─── MATERIAL SHOWN ───
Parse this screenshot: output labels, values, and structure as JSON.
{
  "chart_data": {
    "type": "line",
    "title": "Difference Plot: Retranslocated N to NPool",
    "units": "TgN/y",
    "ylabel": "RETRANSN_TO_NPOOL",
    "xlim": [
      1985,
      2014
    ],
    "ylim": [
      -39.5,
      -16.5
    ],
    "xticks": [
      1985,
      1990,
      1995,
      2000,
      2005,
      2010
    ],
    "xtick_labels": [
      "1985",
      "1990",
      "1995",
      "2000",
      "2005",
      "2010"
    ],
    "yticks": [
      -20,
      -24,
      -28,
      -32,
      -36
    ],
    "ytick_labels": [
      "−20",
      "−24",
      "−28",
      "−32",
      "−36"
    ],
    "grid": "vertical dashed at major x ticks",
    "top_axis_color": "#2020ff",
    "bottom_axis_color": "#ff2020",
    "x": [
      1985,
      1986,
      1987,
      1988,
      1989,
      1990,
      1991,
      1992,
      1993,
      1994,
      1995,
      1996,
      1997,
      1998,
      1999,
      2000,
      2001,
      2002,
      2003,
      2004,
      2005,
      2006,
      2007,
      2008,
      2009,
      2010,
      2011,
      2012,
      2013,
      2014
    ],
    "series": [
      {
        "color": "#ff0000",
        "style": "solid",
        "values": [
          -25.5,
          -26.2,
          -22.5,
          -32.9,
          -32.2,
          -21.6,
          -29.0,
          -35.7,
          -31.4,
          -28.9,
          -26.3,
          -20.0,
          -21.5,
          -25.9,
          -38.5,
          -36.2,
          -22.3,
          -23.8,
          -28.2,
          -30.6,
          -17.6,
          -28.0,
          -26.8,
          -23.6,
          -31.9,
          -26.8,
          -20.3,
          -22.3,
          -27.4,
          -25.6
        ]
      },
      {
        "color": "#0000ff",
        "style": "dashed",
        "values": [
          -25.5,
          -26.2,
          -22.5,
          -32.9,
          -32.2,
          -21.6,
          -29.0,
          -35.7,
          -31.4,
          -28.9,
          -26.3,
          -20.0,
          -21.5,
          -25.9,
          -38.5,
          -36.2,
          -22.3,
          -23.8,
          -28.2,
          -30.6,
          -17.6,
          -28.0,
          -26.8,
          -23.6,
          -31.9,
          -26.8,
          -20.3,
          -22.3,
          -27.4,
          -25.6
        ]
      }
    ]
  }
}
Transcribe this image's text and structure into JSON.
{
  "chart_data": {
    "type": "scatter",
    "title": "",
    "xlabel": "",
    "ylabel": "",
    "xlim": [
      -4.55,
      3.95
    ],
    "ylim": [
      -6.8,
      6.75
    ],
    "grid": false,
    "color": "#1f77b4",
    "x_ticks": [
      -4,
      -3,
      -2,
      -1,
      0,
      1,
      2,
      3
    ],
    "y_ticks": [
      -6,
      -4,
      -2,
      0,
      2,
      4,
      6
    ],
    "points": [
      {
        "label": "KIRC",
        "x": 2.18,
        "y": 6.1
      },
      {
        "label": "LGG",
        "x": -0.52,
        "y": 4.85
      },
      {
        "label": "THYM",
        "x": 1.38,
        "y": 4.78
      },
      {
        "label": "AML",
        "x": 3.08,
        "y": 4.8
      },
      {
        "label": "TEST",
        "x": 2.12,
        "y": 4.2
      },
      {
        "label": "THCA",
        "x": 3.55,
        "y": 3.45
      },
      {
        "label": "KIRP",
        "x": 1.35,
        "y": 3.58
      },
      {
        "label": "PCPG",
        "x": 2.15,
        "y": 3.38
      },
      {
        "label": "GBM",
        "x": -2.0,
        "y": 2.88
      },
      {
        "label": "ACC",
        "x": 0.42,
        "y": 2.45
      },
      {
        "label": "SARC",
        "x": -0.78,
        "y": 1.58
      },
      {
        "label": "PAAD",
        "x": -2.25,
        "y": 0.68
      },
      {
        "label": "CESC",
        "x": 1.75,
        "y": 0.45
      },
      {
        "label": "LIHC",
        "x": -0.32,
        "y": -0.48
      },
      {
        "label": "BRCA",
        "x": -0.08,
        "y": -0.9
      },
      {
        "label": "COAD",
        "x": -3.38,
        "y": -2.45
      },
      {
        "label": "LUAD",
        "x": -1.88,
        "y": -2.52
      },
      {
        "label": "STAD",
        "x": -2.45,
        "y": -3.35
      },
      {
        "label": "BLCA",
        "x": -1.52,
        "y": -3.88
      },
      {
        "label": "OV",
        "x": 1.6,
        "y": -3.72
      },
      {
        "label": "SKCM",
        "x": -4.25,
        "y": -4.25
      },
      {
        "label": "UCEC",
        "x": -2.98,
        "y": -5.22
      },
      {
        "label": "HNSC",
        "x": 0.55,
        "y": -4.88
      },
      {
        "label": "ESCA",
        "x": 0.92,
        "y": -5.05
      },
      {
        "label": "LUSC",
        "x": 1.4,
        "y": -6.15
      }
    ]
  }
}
───
Please set down the whole listing above without altering a single line.

Parse this screenshot: output labels, values, and structure as JSON.
{
  "chart_data": {
    "type": "line",
    "title": "Difference Plot: Retranslocated N to NPool",
    "units": "TgN/y",
    "ylabel": "RETRANSN_TO_NPOOL",
    "xlim": [
      1985,
      2014
    ],
    "ylim": [
      -39.5,
      -16.5
    ],
    "xticks": [
      1985,
      1990,
      1995,
      2000,
      2005,
      2010
    ],
    "xtick_labels": [
      "1985",
      "1990",
      "1995",
      "2000",
      "2005",
      "2010"
    ],
    "yticks": [
      -20,
      -24,
      -28,
      -32,
      -36
    ],
    "ytick_labels": [
      "−20",
      "−24",
      "−28",
      "−32",
      "−36"
    ],
    "grid": "vertical dashed at major x ticks",
    "top_axis_color": "#2020ff",
    "bottom_axis_color": "#ff2020",
    "x": [
      1985,
      1986,
      1987,
      1988,
      1989,
      1990,
      1991,
      1992,
      1993,
      1994,
      1995,
      1996,
      1997,
      1998,
      1999,
      2000,
      2001,
      2002,
      2003,
      2004,
      2005,
      2006,
      2007,
      2008,
      2009,
      2010,
      2011,
      2012,
      2013,
      2014
    ],
    "series": [
      {
        "color": "#ff0000",
        "style": "solid",
        "values": [
          -25.5,
          -26.2,
          -22.5,
          -32.9,
          -32.2,
          -21.6,
          -29.0,
          -35.7,
          -31.4,
          -28.9,
          -26.3,
          -20.0,
          -21.5,
          -25.9,
          -38.5,
          -36.2,
          -22.3,
          -23.8,
          -28.2,
          -30.6,
          -17.6,
          -28.0,
          -26.8,
          -23.6,
          -31.9,
          -26.8,
          -20.3,
          -22.3,
          -27.4,
          -25.6
        ]
      },
      {
        "color": "#0000ff",
        "style": "dashed",
        "values": [
          -25.5,
          -26.2,
          -22.5,
          -32.9,
          -32.2,
          -21.6,
          -29.0,
          -35.7,
          -31.4,
          -28.9,
          -26.3,
          -20.0,
          -21.5,
          -25.9,
          -38.5,
          -36.2,
          -22.3,
          -23.8,
          -28.2,
          -30.6,
          -17.6,
          -28.0,
          -26.8,
          -23.6,
          -31.9,
          -26.8,
          -20.3,
          -22.3,
          -27.4,
          -25.6
        ]
      }
    ]
  }
}
Transcribe this image's text and structure into JSON.
{
  "chart_data": {
    "type": "scatter",
    "title": "",
    "xlabel": "",
    "ylabel": "",
    "xlim": [
      -4.55,
      3.95
    ],
    "ylim": [
      -6.8,
      6.75
    ],
    "grid": false,
    "color": "#1f77b4",
    "x_ticks": [
      -4,
      -3,
      -2,
      -1,
      0,
      1,
      2,
      3
    ],
    "y_ticks": [
      -6,
      -4,
      -2,
      0,
      2,
      4,
      6
    ],
    "points": [
      {
        "label": "KIRC",
        "x": 2.18,
        "y": 6.1
      },
      {
        "label": "LGG",
        "x": -0.52,
        "y": 4.85
      },
      {
        "label": "THYM",
        "x": 1.38,
        "y": 4.78
      },
      {
        "label": "AML",
        "x": 3.08,
        "y": 4.8
      },
      {
        "label": "TEST",
        "x": 2.12,
        "y": 4.2
      },
      {
        "label": "THCA",
        "x": 3.55,
        "y": 3.45
      },
      {
        "label": "KIRP",
        "x": 1.35,
        "y": 3.58
      },
      {
        "label": "PCPG",
        "x": 2.15,
        "y": 3.38
      },
      {
        "label": "GBM",
        "x": -2.0,
        "y": 2.88
      },
      {
        "label": "ACC",
        "x": 0.42,
        "y": 2.45
      },
      {
        "label": "SARC",
        "x": -0.78,
        "y": 1.58
      },
      {
        "label": "PAAD",
        "x": -2.25,
        "y": 0.68
      },
      {
        "label": "CESC",
        "x": 1.75,
        "y": 0.45
      },
      {
        "label": "LIHC",
        "x": -0.32,
        "y": -0.48
      },
      {
        "label": "BRCA",
        "x": -0.08,
        "y": -0.9
      },
      {
        "label": "COAD",
        "x": -3.38,
        "y": -2.45
      },
      {
        "label": "LUAD",
        "x": -1.88,
        "y": -2.52
      },
      {
        "label": "STAD",
        "x": -2.45,
        "y": -3.35
      },
      {
        "label": "BLCA",
        "x": -1.52,
        "y": -3.88
      },
      {
        "label": "OV",
        "x": 1.6,
        "y": -3.72
      },
      {
        "label": "SKCM",
        "x": -4.25,
        "y": -4.25
      },
      {
        "label": "UCEC",
        "x": -2.98,
        "y": -5.22
      },
      {
        "label": "HNSC",
        "x": 0.55,
        "y": -4.88
      },
      {
        "label": "ESCA",
        "x": 0.92,
        "y": -5.05
      },
      {
        "label": "LUSC",
        "x": 1.4,
        "y": -6.15
      }
    ]
  }
}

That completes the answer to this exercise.